PROBLEM STATEMENT – Report how many lines hold the word "expense"; give nothing but the number.

[Collection entries]
------------------------------------------------
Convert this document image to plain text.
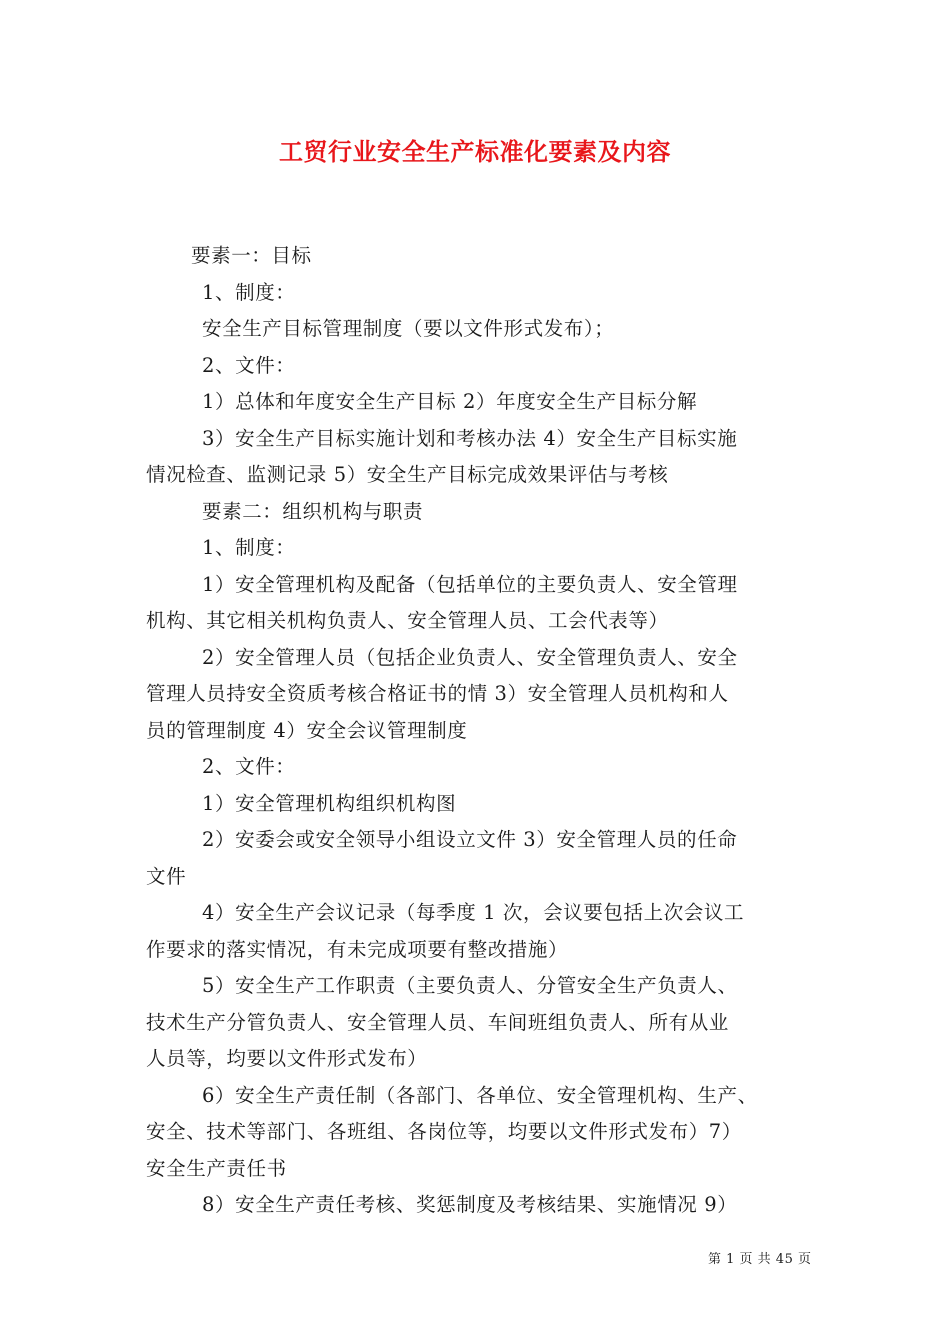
工贸行业安全生产标准化要素及内容

要素一：目标

1、制度：

安全生产目标管理制度（要以文件形式发布）；

2、文件：

1）总体和年度安全生产目标 2）年度安全生产目标分解

3）安全生产目标实施计划和考核办法 4）安全生产目标实施

情况检查、监测记录 5）安全生产目标完成效果评估与考核

要素二：组织机构与职责

1、制度：

1）安全管理机构及配备（包括单位的主要负责人、安全管理

机构、其它相关机构负责人、安全管理人员、工会代表等）

2）安全管理人员（包括企业负责人、安全管理负责人、安全

管理人员持安全资质考核合格证书的情 3）安全管理人员机构和人

员的管理制度 4）安全会议管理制度

2、文件：

1）安全管理机构组织机构图

2）安委会或安全领导小组设立文件 3）安全管理人员的任命

文件

4）安全生产会议记录（每季度 1 次，会议要包括上次会议工

作要求的落实情况，有未完成项要有整改措施）

5）安全生产工作职责（主要负责人、分管安全生产负责人、

技术生产分管负责人、安全管理人员、车间班组负责人、所有从业

人员等，均要以文件形式发布）

6）安全生产责任制（各部门、各单位、安全管理机构、生产、

安全、技术等部门、各班组、各岗位等，均要以文件形式发布）7）

安全生产责任书

8）安全生产责任考核、奖惩制度及考核结果、实施情况 9）

第 1 页 共 45 页
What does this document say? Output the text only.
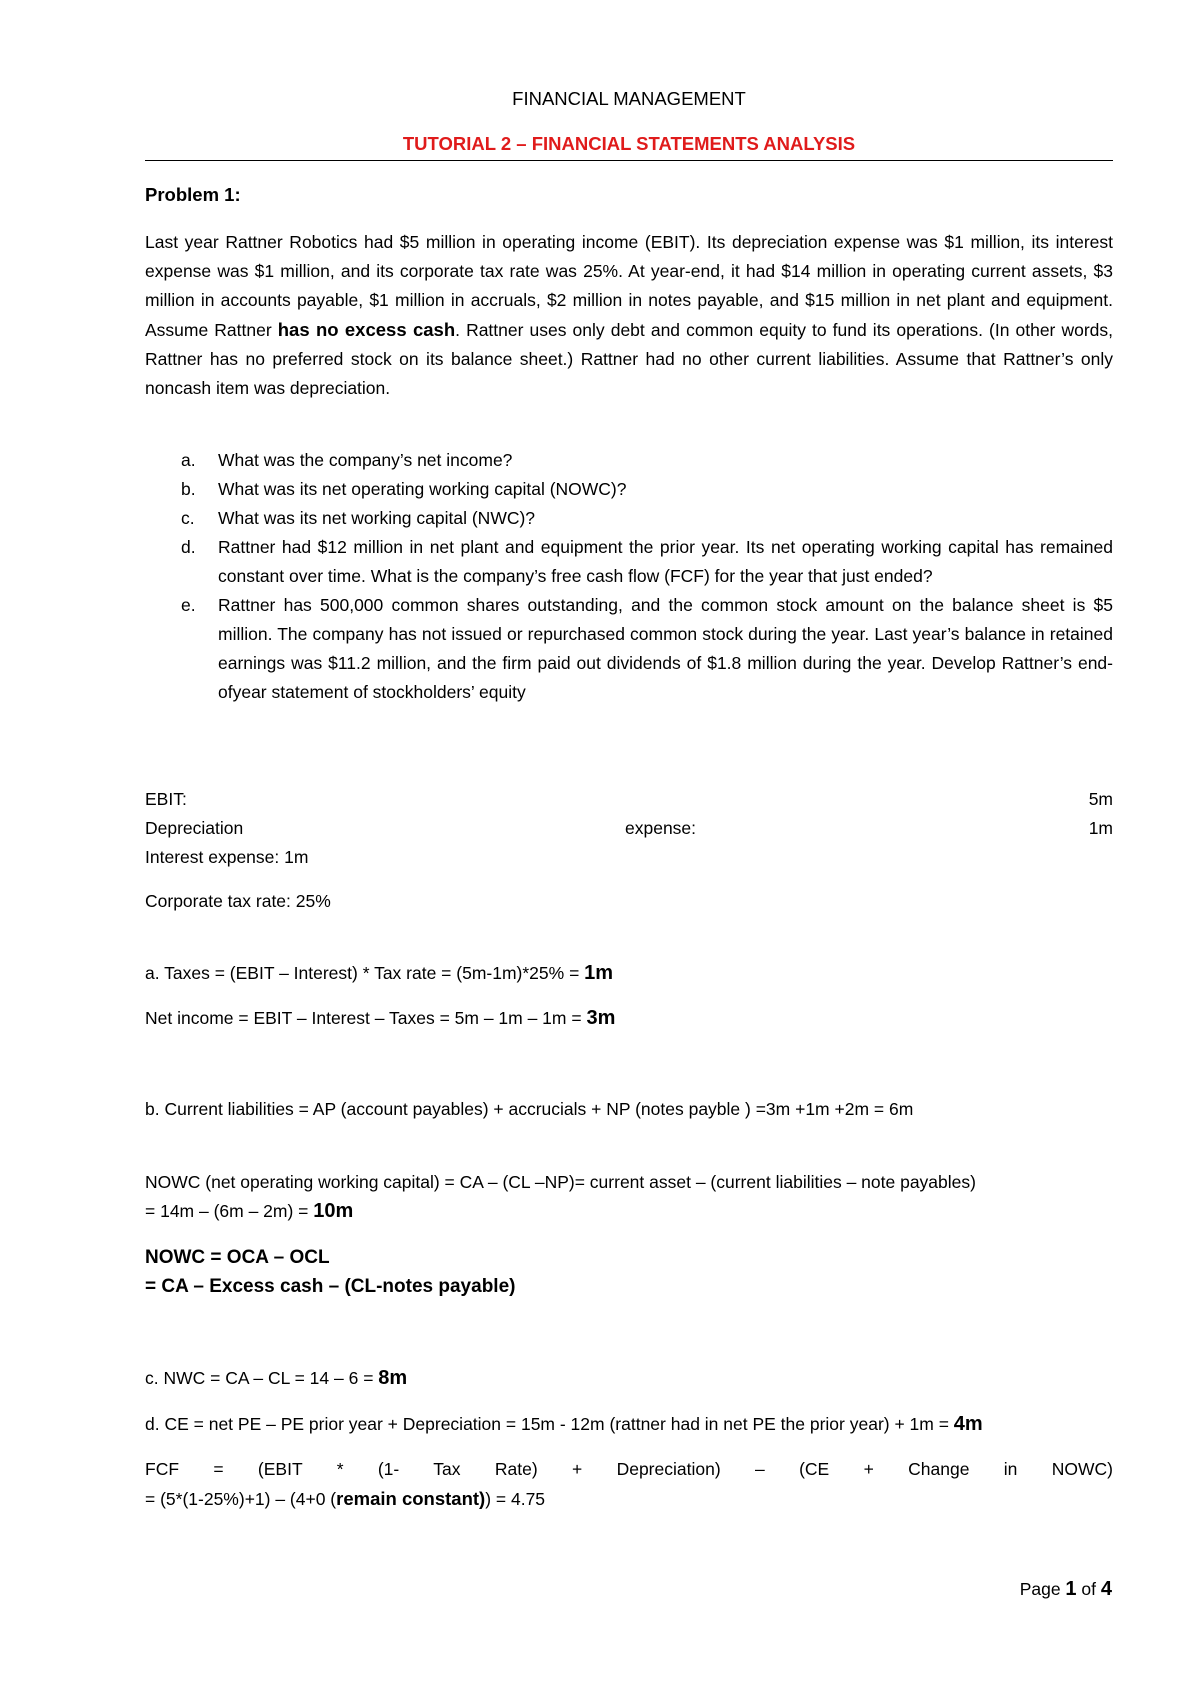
FINANCIAL MANAGEMENT
TUTORIAL 2 – FINANCIAL STATEMENTS ANALYSIS
Problem 1:
Last year Rattner Robotics had $5 million in operating income (EBIT). Its depreciation expense was $1 million, its interest expense was $1 million, and its corporate tax rate was 25%. At year-end, it had $14 million in operating current assets, $3 million in accounts payable, $1 million in accruals, $2 million in notes payable, and $15 million in net plant and equipment. Assume Rattner has no excess cash. Rattner uses only debt and common equity to fund its operations. (In other words, Rattner has no preferred stock on its balance sheet.) Rattner had no other current liabilities. Assume that Rattner’s only noncash item was depreciation.
a. What was the company’s net income?
b. What was its net operating working capital (NOWC)?
c. What was its net working capital (NWC)?
d. Rattner had $12 million in net plant and equipment the prior year. Its net operating working capital has remained constant over time. What is the company’s free cash flow (FCF) for the year that just ended?
e. Rattner has 500,000 common shares outstanding, and the common stock amount on the balance sheet is $5 million. The company has not issued or repurchased common stock during the year. Last year’s balance in retained earnings was $11.2 million, and the firm paid out dividends of $1.8 million during the year. Develop Rattner’s end-ofyear statement of stockholders’ equity
EBIT:	5m
Depreciation	expense:	1m
Interest expense: 1m
Corporate tax rate: 25%
a. Taxes = (EBIT – Interest) * Tax rate = (5m-1m)*25% = 1m
Net income = EBIT – Interest – Taxes = 5m – 1m – 1m = 3m
b. Current liabilities = AP (account payables) + accrucials + NP (notes payble ) =3m +1m +2m = 6m
NOWC (net operating working capital) = CA – (CL –NP)= current asset – (current liabilities – note payables)
= 14m – (6m – 2m) = 10m
NOWC = OCA – OCL
= CA – Excess cash – (CL-notes payable)
c. NWC = CA – CL = 14 – 6 = 8m
d. CE = net PE – PE prior year + Depreciation = 15m - 12m (rattner had in net PE the prior year) + 1m = 4m
FCF = (EBIT * (1- Tax Rate) + Depreciation) – (CE + Change in NOWC)
= (5*(1-25%)+1) – (4+0 (remain constant)) = 4.75
Page 1 of 4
------------------------------------------------
TASK RESULT – 3